→ Work instructions
Report each line in the items below that contains the string "letter". Case counts.
** Start Raw records **
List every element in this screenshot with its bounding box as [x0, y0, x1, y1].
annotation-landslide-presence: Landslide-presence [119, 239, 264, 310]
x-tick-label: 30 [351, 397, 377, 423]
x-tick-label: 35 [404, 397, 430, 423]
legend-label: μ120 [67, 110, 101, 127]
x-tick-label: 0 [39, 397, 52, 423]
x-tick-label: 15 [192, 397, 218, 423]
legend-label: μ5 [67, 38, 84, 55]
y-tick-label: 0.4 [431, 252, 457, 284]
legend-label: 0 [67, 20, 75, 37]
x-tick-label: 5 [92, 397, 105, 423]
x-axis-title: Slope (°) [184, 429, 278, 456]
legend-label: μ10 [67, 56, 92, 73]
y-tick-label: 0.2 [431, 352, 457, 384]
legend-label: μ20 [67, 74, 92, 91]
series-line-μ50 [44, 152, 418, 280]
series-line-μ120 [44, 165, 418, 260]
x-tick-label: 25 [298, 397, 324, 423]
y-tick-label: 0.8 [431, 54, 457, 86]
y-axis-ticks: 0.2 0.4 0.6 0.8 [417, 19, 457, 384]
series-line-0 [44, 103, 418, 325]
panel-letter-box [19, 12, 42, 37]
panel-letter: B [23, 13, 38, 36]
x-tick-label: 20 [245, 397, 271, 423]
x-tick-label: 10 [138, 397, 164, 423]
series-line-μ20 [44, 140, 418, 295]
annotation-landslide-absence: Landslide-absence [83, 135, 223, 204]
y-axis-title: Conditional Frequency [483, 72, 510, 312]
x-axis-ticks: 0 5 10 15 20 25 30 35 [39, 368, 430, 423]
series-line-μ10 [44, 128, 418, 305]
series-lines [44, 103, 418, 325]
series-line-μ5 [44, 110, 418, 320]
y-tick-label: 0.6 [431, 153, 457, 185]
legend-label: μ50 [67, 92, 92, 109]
** End Raw records **
→ Solution to this task
panel-letter-box [19, 12, 42, 37]
panel-letter: B [23, 13, 38, 36]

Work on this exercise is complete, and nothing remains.